╔══

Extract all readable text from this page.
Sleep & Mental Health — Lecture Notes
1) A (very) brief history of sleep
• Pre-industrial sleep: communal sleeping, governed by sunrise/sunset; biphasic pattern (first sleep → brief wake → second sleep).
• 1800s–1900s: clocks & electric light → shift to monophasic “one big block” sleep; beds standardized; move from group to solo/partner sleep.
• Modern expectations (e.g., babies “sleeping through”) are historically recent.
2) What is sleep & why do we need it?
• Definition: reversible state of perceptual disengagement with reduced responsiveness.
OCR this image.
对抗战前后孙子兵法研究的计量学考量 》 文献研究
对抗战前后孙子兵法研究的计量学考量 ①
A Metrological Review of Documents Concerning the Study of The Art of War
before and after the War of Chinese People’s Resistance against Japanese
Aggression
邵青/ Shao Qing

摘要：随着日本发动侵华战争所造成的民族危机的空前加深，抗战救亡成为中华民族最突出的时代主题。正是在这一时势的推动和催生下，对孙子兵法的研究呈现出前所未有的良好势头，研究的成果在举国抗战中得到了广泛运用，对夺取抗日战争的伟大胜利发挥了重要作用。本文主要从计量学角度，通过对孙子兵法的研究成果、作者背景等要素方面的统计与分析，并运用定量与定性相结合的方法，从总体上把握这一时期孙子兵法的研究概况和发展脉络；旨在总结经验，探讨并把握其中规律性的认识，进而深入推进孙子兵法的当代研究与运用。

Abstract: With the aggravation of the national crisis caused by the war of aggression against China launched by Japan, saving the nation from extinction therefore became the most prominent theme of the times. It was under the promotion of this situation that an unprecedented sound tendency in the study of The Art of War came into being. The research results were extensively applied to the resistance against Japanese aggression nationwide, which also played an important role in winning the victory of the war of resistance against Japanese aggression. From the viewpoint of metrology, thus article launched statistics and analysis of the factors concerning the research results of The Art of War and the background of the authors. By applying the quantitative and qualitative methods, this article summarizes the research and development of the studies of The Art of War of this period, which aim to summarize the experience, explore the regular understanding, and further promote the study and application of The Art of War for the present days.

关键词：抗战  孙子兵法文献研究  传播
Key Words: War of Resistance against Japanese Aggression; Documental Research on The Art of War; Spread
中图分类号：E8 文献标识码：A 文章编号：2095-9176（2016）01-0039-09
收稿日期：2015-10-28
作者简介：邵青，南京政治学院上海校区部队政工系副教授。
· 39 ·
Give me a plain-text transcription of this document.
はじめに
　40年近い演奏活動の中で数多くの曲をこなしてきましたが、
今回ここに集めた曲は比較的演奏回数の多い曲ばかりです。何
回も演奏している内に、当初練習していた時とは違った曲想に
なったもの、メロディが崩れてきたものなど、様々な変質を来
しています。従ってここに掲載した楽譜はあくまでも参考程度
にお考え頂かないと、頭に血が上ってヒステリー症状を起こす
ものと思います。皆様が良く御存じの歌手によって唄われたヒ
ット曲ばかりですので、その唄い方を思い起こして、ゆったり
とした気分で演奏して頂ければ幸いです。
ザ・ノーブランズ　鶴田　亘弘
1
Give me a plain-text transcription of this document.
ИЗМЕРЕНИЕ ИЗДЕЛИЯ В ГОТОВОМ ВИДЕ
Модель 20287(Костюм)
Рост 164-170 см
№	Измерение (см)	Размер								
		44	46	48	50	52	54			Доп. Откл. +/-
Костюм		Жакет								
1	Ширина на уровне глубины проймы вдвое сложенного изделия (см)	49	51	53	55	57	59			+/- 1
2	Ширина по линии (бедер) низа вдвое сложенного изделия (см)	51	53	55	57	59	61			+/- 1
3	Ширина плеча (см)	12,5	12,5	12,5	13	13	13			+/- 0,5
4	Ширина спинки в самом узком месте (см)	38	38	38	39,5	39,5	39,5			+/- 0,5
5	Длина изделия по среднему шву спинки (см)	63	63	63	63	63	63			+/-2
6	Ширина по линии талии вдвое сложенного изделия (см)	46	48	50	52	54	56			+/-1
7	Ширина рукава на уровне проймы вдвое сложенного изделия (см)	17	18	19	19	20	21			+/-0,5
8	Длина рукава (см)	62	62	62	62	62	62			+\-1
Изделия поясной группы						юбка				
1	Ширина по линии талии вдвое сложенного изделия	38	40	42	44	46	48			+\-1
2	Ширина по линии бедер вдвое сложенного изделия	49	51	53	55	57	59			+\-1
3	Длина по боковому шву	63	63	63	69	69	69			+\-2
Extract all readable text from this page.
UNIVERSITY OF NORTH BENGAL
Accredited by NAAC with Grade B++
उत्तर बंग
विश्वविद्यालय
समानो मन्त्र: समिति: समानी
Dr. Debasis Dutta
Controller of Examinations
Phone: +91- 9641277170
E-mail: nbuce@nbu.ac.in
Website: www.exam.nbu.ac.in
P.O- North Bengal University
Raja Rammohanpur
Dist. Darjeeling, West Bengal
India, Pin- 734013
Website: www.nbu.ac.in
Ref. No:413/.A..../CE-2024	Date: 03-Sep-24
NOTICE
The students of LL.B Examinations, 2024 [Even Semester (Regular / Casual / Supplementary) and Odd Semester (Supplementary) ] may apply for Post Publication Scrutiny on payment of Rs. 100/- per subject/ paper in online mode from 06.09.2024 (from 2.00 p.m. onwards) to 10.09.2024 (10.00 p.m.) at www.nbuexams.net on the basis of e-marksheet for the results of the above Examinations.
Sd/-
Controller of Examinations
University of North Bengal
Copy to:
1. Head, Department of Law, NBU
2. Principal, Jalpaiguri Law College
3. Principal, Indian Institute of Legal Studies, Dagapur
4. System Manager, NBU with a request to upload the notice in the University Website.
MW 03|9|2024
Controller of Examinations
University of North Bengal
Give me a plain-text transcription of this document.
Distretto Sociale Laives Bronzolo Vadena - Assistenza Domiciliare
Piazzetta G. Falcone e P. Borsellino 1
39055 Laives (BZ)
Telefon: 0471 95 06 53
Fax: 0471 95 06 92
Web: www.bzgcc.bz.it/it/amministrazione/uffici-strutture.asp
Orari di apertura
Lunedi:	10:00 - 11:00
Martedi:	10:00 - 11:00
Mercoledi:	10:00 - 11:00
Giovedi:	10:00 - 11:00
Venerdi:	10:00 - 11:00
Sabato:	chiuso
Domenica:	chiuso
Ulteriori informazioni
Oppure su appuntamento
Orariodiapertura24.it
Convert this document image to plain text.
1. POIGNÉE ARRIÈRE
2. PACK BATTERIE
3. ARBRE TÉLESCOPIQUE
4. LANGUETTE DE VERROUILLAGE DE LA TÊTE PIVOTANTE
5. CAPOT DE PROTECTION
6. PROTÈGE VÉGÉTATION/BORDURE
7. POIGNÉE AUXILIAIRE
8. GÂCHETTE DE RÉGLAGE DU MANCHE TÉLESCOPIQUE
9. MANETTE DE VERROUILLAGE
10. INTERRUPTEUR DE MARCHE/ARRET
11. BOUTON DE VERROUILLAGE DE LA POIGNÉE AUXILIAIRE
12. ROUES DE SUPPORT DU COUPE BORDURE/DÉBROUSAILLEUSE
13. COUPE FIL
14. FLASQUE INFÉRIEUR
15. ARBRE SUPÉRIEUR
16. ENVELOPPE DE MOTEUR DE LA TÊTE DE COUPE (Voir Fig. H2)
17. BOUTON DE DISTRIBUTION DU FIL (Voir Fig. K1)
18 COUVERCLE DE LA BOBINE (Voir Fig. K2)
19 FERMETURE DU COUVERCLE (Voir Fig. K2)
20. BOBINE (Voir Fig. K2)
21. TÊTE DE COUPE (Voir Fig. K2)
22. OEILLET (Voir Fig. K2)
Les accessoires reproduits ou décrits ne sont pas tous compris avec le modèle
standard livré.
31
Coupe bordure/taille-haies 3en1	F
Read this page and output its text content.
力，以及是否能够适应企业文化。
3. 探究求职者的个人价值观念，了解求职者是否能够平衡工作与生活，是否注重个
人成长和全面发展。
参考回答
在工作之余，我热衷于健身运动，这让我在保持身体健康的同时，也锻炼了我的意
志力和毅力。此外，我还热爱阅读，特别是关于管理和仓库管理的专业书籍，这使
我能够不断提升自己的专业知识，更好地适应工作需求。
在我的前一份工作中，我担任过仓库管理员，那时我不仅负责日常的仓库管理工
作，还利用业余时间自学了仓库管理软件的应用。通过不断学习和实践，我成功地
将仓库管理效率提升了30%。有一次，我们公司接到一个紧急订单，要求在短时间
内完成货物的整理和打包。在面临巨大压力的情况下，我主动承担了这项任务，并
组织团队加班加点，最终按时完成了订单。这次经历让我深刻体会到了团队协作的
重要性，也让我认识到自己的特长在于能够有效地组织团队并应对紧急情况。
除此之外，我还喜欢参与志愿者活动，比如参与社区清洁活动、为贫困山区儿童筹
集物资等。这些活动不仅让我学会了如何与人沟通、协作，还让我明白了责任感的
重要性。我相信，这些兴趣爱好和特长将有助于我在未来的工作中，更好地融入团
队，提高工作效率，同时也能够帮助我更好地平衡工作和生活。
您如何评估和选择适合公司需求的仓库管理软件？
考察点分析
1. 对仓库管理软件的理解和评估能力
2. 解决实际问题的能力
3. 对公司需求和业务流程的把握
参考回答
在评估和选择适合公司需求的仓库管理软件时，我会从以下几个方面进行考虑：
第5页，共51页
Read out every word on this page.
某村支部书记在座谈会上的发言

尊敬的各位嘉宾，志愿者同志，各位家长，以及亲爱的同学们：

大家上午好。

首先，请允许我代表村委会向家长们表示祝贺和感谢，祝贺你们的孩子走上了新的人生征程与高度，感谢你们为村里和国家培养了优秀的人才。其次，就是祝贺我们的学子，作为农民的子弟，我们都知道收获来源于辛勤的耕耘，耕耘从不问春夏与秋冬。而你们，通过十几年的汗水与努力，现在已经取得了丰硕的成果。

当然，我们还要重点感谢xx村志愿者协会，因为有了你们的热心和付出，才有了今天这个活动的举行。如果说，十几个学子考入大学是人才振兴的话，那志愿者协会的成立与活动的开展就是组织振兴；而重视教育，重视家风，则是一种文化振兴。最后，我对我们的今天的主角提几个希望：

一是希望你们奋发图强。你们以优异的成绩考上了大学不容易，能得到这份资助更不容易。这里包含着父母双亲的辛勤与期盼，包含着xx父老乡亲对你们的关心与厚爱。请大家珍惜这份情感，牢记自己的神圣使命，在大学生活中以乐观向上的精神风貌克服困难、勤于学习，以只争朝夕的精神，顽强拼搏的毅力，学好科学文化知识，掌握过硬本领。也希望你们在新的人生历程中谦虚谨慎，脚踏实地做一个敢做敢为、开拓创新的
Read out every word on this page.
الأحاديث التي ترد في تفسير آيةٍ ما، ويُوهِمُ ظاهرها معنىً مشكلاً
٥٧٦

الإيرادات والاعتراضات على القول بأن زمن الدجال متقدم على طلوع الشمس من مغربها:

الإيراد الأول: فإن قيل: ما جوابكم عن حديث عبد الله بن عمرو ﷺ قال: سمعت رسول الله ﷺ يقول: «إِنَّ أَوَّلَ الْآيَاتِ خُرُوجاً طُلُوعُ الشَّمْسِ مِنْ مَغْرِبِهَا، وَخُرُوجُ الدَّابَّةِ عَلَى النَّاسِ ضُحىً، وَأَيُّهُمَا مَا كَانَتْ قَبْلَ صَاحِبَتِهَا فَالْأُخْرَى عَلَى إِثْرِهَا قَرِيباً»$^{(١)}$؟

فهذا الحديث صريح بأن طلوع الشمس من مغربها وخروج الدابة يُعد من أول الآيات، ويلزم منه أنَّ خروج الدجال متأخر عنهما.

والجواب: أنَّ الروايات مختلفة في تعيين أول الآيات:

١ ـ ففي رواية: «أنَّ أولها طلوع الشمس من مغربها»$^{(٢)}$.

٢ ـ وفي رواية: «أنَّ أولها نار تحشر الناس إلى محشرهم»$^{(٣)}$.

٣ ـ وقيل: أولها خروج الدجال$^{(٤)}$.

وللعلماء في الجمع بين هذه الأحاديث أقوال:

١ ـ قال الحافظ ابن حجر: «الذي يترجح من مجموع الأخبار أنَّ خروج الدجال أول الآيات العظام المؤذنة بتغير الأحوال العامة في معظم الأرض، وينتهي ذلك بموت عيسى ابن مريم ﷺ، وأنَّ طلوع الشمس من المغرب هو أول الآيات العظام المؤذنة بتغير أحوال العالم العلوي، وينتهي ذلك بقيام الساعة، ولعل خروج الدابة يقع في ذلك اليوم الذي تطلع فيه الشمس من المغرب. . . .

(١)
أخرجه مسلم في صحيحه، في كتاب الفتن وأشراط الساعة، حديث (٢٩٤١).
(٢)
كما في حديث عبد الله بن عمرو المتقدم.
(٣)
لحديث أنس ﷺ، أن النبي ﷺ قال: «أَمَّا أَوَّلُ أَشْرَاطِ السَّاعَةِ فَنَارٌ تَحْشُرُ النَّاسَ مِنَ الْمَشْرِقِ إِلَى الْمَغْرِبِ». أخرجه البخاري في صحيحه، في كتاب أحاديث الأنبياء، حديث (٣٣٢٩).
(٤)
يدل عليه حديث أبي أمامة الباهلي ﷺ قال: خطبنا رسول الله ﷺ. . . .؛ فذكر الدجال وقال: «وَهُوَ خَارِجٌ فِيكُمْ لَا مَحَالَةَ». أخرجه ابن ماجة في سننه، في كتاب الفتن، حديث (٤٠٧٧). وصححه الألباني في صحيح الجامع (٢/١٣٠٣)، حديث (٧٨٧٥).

╚══

◆ **Given problem**:
Report how many lines of the preceding records include "ARBRE". Output the number only.

◆ **Answer for the task**:
2